▶ WHAT IS REQUIRED
Transcribe everything in the data word for word. Pictures are left out.

(Dataset excerpts)
════════

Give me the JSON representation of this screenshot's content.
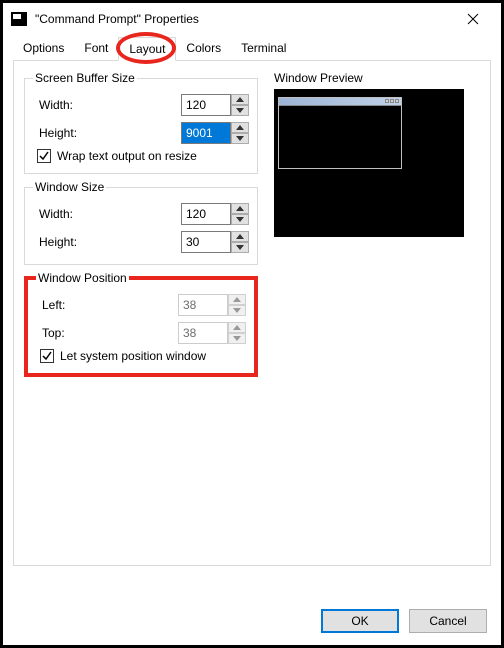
{
  "window": {
    "title": "\"Command Prompt\" Properties"
  },
  "tabs": {
    "options": "Options",
    "font": "Font",
    "layout": "Layout",
    "colors": "Colors",
    "terminal": "Terminal"
  },
  "buffer": {
    "legend": "Screen Buffer Size",
    "width_label": "Width:",
    "width_value": "120",
    "height_label": "Height:",
    "height_value": "9001",
    "wrap_label": "Wrap text output on resize",
    "wrap_checked": true
  },
  "winsize": {
    "legend": "Window Size",
    "width_label": "Width:",
    "width_value": "120",
    "height_label": "Height:",
    "height_value": "30"
  },
  "winpos": {
    "legend": "Window Position",
    "left_label": "Left:",
    "left_value": "38",
    "top_label": "Top:",
    "top_value": "38",
    "syspos_label": "Let system position window",
    "syspos_checked": true
  },
  "preview": {
    "label": "Window Preview"
  },
  "buttons": {
    "ok": "OK",
    "cancel": "Cancel"
  }
}
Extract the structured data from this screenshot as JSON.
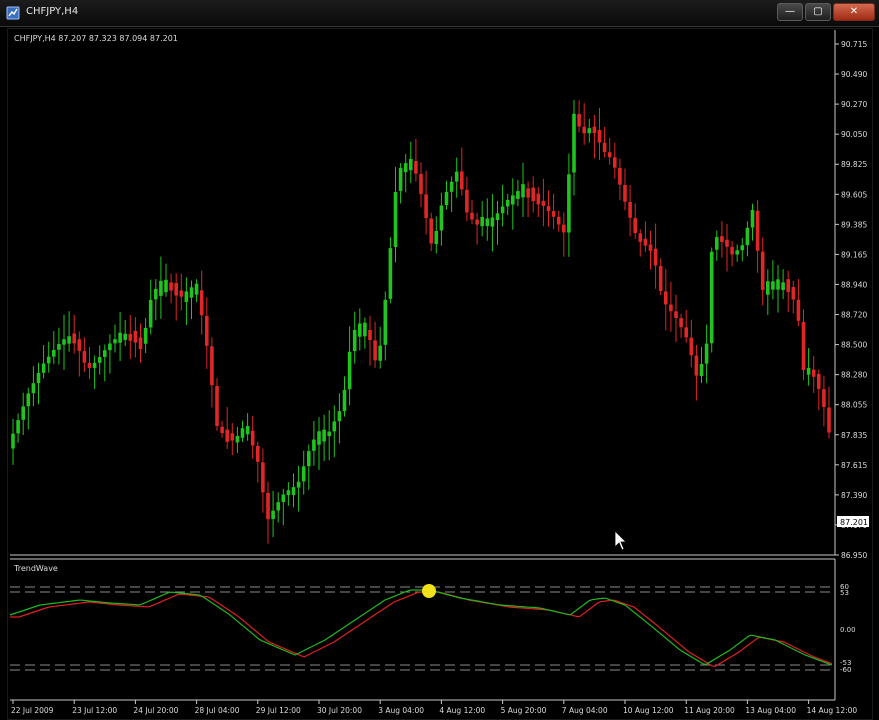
{
  "window": {
    "title": "CHFJPY,H4",
    "buttons": {
      "minimize": "—",
      "maximize": "▢",
      "close": "✕"
    }
  },
  "main_chart": {
    "info": "CHFJPY,H4  87.207 87.323 87.094 87.201",
    "current_price": "87.201",
    "price_labels": [
      "90.715",
      "90.490",
      "90.270",
      "90.050",
      "89.825",
      "89.605",
      "89.385",
      "89.165",
      "88.940",
      "88.720",
      "88.500",
      "88.280",
      "88.055",
      "87.835",
      "87.615",
      "87.390",
      "87.170",
      "86.950"
    ],
    "colors": {
      "bull": "#1fc41f",
      "bear": "#e02626",
      "background": "#000000",
      "axis": "#c8c8c8"
    }
  },
  "indicator": {
    "name": "TrendWave",
    "levels": [
      "60",
      "53",
      "0.00",
      "-53",
      "-60"
    ],
    "colors": {
      "fast": "#1fb81f",
      "slow": "#e02020",
      "level": "#8a8a8a",
      "marker": "#f2e21a"
    }
  },
  "time_labels": [
    "22 Jul 2009",
    "23 Jul 12:00",
    "24 Jul 20:00",
    "28 Jul 04:00",
    "29 Jul 12:00",
    "30 Jul 20:00",
    "3 Aug 04:00",
    "4 Aug 12:00",
    "5 Aug 20:00",
    "7 Aug 04:00",
    "10 Aug 12:00",
    "11 Aug 20:00",
    "13 Aug 04:00",
    "14 Aug 12:00"
  ]
}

════════

▶ EXERCISE ANSWER
Give me the JSON representation of this screenshot's content.
{
  "window": {
    "title": "\"Command Prompt\" Properties"
  },
  "tabs": {
    "options": "Options",
    "font": "Font",
    "layout": "Layout",
    "colors": "Colors",
    "terminal": "Terminal"
  },
  "buffer": {
    "legend": "Screen Buffer Size",
    "width_label": "Width:",
    "width_value": "120",
    "height_label": "Height:",
    "height_value": "9001",
    "wrap_label": "Wrap text output on resize",
    "wrap_checked": true
  },
  "winsize": {
    "legend": "Window Size",
    "width_label": "Width:",
    "width_value": "120",
    "height_label": "Height:",
    "height_value": "30"
  },
  "winpos": {
    "legend": "Window Position",
    "left_label": "Left:",
    "left_value": "38",
    "top_label": "Top:",
    "top_value": "38",
    "syspos_label": "Let system position window",
    "syspos_checked": true
  },
  "preview": {
    "label": "Window Preview"
  },
  "buttons": {
    "ok": "OK",
    "cancel": "Cancel"
  }
}
Extract the structured data from this screenshot as JSON.
{
  "window": {
    "title": "CHFJPY,H4",
    "buttons": {
      "minimize": "—",
      "maximize": "▢",
      "close": "✕"
    }
  },
  "main_chart": {
    "info": "CHFJPY,H4  87.207 87.323 87.094 87.201",
    "current_price": "87.201",
    "price_labels": [
      "90.715",
      "90.490",
      "90.270",
      "90.050",
      "89.825",
      "89.605",
      "89.385",
      "89.165",
      "88.940",
      "88.720",
      "88.500",
      "88.280",
      "88.055",
      "87.835",
      "87.615",
      "87.390",
      "87.170",
      "86.950"
    ],
    "colors": {
      "bull": "#1fc41f",
      "bear": "#e02626",
      "background": "#000000",
      "axis": "#c8c8c8"
    }
  },
  "indicator": {
    "name": "TrendWave",
    "levels": [
      "60",
      "53",
      "0.00",
      "-53",
      "-60"
    ],
    "colors": {
      "fast": "#1fb81f",
      "slow": "#e02020",
      "level": "#8a8a8a",
      "marker": "#f2e21a"
    }
  },
  "time_labels": [
    "22 Jul 2009",
    "23 Jul 12:00",
    "24 Jul 20:00",
    "28 Jul 04:00",
    "29 Jul 12:00",
    "30 Jul 20:00",
    "3 Aug 04:00",
    "4 Aug 12:00",
    "5 Aug 20:00",
    "7 Aug 04:00",
    "10 Aug 12:00",
    "11 Aug 20:00",
    "13 Aug 04:00",
    "14 Aug 12:00"
  ]
}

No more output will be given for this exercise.